* [Exercise aim] Gather up the lines with the word "JSON" in them.

+++ Entries provided

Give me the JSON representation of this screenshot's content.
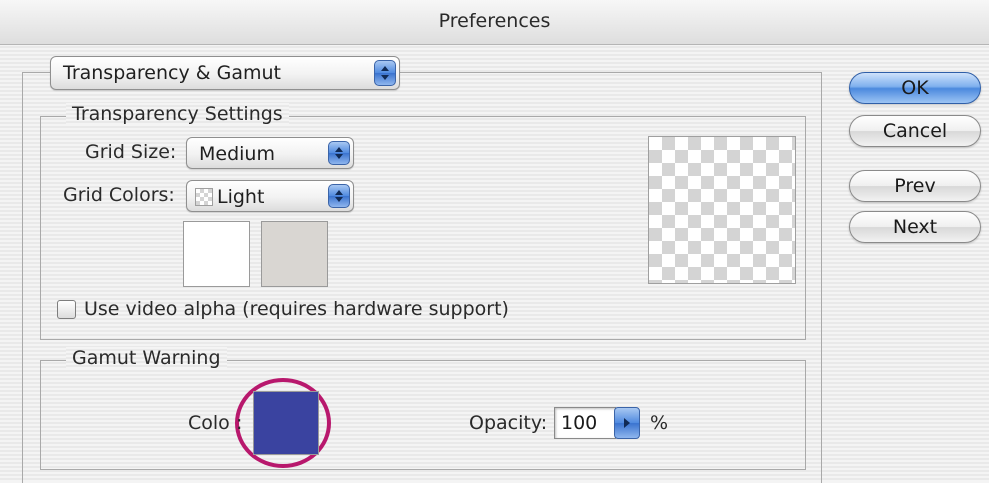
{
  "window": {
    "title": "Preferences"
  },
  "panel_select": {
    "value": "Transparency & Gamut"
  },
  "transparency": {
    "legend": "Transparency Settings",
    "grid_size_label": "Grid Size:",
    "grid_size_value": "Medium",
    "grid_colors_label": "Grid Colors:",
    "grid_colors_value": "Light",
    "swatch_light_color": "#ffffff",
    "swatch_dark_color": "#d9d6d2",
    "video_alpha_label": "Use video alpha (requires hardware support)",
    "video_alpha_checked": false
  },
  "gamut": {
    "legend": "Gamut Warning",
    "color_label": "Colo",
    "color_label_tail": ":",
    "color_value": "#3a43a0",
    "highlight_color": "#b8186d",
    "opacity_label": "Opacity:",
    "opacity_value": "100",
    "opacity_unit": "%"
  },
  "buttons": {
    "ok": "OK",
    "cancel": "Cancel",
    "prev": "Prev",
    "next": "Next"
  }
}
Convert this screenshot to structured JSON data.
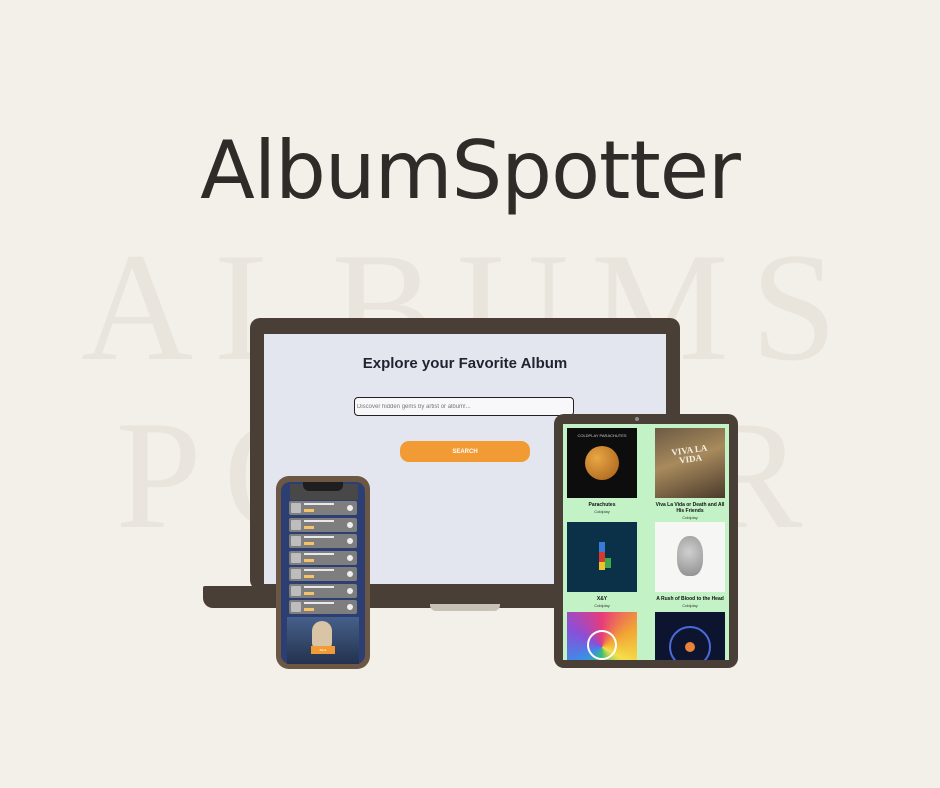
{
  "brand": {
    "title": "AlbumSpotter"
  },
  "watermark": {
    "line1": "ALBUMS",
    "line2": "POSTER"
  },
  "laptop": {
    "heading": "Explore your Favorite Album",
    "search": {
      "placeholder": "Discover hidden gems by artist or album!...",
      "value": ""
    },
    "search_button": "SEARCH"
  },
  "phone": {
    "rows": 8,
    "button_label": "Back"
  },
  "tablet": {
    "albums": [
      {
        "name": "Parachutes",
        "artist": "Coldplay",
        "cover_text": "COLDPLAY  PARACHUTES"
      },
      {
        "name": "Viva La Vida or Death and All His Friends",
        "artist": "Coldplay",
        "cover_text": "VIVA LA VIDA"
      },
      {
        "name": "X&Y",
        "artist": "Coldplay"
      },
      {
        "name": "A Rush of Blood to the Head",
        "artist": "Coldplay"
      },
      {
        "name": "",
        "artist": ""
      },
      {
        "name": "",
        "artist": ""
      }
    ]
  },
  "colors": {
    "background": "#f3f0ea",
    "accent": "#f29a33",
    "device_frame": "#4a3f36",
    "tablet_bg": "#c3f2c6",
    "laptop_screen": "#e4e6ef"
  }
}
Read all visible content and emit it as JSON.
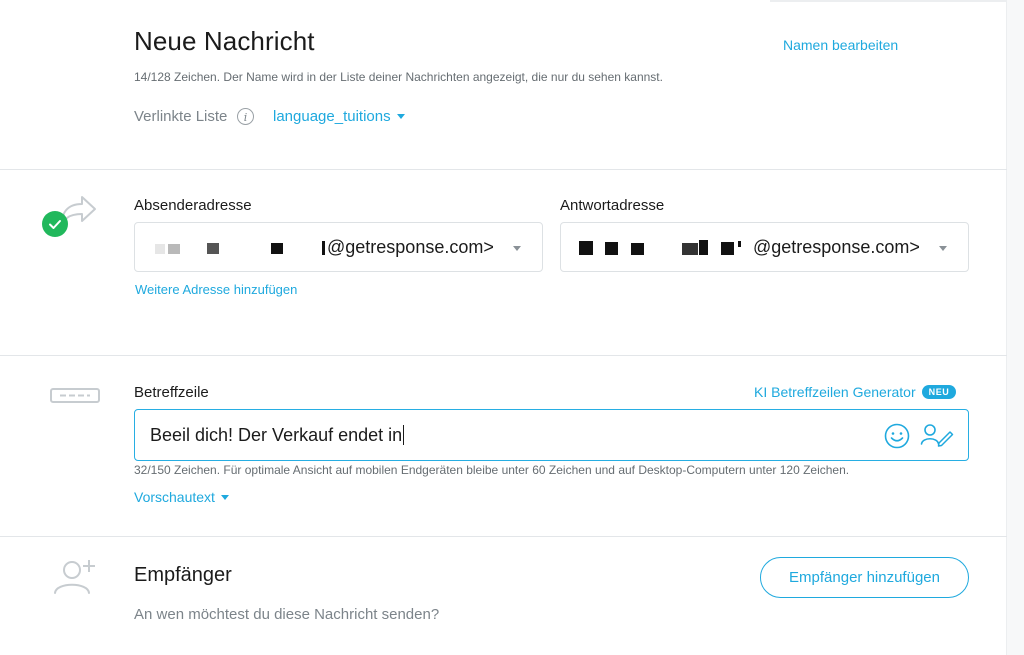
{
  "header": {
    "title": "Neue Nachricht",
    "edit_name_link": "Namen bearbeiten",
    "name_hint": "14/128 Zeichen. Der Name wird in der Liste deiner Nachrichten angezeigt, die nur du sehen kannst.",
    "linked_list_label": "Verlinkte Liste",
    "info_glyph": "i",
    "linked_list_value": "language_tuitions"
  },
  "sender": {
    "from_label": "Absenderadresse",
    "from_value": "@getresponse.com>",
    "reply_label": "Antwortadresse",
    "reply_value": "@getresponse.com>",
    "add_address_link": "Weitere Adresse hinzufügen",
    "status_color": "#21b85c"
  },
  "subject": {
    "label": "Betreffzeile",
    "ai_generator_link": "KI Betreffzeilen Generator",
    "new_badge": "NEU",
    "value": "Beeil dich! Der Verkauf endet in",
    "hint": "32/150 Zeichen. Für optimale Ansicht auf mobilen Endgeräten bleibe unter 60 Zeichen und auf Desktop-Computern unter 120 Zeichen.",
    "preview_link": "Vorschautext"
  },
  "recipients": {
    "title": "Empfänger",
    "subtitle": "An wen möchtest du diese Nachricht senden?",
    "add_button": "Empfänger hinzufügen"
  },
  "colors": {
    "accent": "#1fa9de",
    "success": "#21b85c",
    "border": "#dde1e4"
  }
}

++++++

* [Task answer]
Give me the JSON representation of this screenshot's content.
Convert this screenshot to structured JSON data.
Read all visible content and emit it as JSON.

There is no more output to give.